Passage shown:
________

In our nation’s history, genetics and race are tragically bound together. Understanding this history is crucial to understanding the questions raised by genetic technology. The story of Henrietta Lacks may be the best place to start.
Henrietta Lacks, an African American woman living in Baltimore, died of cervical cancer in 1951 in a hospital at Johns Hopkins University. Before she died, doctors took a sample of her cancerous tissue without her knowledge or consent, and without informing her family. In the years since Lacks’s death, researchers have worked with her cells to address polio, cancer, AIDS, and in countless other applications—but more than 20 years passed before researchers notified Lacks’s family.
Jeri Lacks, Henrietta’s granddaughter, spoke at the industry forum about her grandmother and the ambivalent emotions she held within her—pride for the healing the cells accomplished, but a sense of violation that it had taken so long for the medical establishment to acknowledge its obligation to her family.

________

Dataset content:
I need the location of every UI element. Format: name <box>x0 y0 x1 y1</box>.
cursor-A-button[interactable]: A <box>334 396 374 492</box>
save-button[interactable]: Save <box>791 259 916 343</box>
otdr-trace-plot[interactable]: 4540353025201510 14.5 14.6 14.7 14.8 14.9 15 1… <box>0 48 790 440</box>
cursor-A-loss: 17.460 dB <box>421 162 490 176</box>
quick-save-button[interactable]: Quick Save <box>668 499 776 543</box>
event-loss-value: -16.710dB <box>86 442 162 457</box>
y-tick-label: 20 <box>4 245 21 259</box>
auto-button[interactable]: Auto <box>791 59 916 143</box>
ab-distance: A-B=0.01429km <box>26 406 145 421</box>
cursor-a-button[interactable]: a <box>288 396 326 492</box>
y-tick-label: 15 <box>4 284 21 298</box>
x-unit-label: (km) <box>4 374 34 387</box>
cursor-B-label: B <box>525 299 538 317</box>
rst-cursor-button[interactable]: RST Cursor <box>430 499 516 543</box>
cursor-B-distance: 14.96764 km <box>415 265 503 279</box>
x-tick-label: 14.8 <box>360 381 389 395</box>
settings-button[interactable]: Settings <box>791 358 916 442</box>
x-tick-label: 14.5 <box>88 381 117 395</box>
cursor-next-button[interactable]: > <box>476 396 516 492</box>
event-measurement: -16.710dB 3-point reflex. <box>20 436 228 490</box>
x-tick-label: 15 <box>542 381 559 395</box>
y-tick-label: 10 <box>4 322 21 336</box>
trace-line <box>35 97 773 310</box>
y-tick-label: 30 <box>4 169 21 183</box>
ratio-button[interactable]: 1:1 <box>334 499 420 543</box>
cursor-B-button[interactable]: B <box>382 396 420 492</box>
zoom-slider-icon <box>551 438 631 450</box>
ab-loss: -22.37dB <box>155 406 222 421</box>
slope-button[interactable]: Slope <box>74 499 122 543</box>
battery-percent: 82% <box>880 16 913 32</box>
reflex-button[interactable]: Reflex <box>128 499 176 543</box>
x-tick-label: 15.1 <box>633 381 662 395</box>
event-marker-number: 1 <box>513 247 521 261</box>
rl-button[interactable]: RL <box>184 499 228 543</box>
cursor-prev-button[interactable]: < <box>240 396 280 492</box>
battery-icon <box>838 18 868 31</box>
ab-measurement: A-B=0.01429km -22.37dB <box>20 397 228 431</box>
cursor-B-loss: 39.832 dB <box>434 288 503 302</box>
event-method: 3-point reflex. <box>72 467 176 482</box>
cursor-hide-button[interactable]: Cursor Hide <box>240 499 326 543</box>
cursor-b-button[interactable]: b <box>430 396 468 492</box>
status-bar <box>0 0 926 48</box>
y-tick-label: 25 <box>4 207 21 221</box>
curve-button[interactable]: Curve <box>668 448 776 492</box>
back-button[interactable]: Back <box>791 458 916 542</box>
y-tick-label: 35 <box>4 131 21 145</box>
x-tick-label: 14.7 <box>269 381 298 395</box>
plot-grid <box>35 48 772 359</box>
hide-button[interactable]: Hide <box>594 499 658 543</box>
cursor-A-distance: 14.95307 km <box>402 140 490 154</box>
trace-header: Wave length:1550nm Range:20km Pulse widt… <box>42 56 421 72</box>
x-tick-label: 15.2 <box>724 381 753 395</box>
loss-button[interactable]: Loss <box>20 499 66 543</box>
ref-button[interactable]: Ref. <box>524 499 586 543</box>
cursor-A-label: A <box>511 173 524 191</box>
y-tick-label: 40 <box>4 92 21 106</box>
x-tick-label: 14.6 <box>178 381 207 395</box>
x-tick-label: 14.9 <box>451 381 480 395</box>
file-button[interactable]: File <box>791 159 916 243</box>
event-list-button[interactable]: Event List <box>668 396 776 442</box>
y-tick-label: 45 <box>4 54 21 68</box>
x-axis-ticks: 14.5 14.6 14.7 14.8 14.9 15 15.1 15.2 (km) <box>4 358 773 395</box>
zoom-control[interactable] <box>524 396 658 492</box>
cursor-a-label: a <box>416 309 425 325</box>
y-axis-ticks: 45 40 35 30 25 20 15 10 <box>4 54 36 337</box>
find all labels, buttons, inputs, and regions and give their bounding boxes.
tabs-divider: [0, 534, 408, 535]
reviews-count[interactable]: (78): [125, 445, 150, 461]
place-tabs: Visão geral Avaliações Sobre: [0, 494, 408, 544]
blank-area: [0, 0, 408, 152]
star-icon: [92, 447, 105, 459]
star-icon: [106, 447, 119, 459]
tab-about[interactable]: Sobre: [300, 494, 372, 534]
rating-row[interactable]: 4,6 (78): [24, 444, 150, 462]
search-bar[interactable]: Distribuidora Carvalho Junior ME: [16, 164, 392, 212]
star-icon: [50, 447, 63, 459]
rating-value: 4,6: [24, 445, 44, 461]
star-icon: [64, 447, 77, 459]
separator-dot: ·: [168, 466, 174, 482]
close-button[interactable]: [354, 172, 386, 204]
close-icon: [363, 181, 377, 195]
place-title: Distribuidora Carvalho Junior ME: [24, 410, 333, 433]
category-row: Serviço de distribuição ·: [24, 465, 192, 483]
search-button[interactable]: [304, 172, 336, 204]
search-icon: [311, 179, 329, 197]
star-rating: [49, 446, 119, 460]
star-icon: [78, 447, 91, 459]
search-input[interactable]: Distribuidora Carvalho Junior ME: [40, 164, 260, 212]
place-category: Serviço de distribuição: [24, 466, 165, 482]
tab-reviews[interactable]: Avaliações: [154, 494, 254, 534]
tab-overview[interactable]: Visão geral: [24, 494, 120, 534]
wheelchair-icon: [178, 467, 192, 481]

________

Task item: Rewrite the paragraph of the Henrietta Lacks passage that begins "Henrietta Lacks, an African American woman" as a short bulleted list that keeps its main facts. The data here comes from a separate source and has no connection to the text.

Response box:
- Henrietta Lacks, an African American woman living in Baltimore, died of cervical cancer in 1951 in a Johns Hopkins University hospital.
- Before her death, doctors took a sample of her cancerous tissue without her knowledge or consent and without telling her family.
- Researchers have since used her cells to address polio, cancer, AIDS and countless other applications.
- More than 20 years passed before researchers notified her family.